__Stored rows__.
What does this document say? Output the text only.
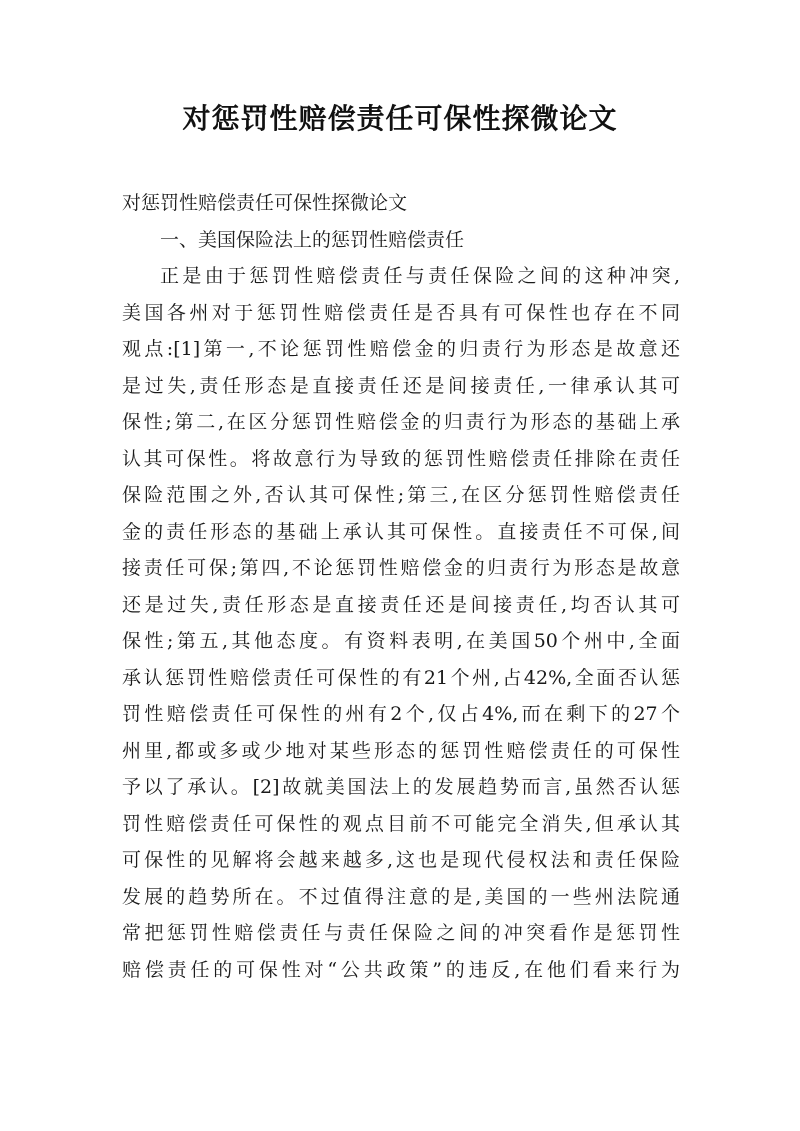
对惩罚性赔偿责任可保性探微论文
对惩罚性赔偿责任可保性探微论文
一、美国保险法上的惩罚性赔偿责任
正是由于惩罚性赔偿责任与责任保险之间的这种冲突,
美国各州对于惩罚性赔偿责任是否具有可保性也存在不同
观点:[1]第一,不论惩罚性赔偿金的归责行为形态是故意还
是过失,责任形态是直接责任还是间接责任,一律承认其可
保性;第二,在区分惩罚性赔偿金的归责行为形态的基础上承
认其可保性。将故意行为导致的惩罚性赔偿责任排除在责任
保险范围之外,否认其可保性;第三,在区分惩罚性赔偿责任
金的责任形态的基础上承认其可保性。直接责任不可保,间
接责任可保;第四,不论惩罚性赔偿金的归责行为形态是故意
还是过失,责任形态是直接责任还是间接责任,均否认其可
保性;第五,其他态度。有资料表明,在美国50个州中,全面
承认惩罚性赔偿责任可保性的有21个州,占42%,全面否认惩
罚性赔偿责任可保性的州有2个,仅占4%,而在剩下的27个
州里,都或多或少地对某些形态的惩罚性赔偿责任的可保性
予以了承认。[2]故就美国法上的发展趋势而言,虽然否认惩
罚性赔偿责任可保性的观点目前不可能完全消失,但承认其
可保性的见解将会越来越多,这也是现代侵权法和责任保险
发展的趋势所在。不过值得注意的是,美国的一些州法院通
常把惩罚性赔偿责任与责任保险之间的冲突看作是惩罚性
赔偿责任的可保性对“公共政策”的违反,在他们看来行为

__Task to complete__.
Return each full line of the entries that contains the word "责任形态是直接责任还是间接责任".

__Response__.
是过失,责任形态是直接责任还是间接责任,一律承认其可
还是过失,责任形态是直接责任还是间接责任,均否认其可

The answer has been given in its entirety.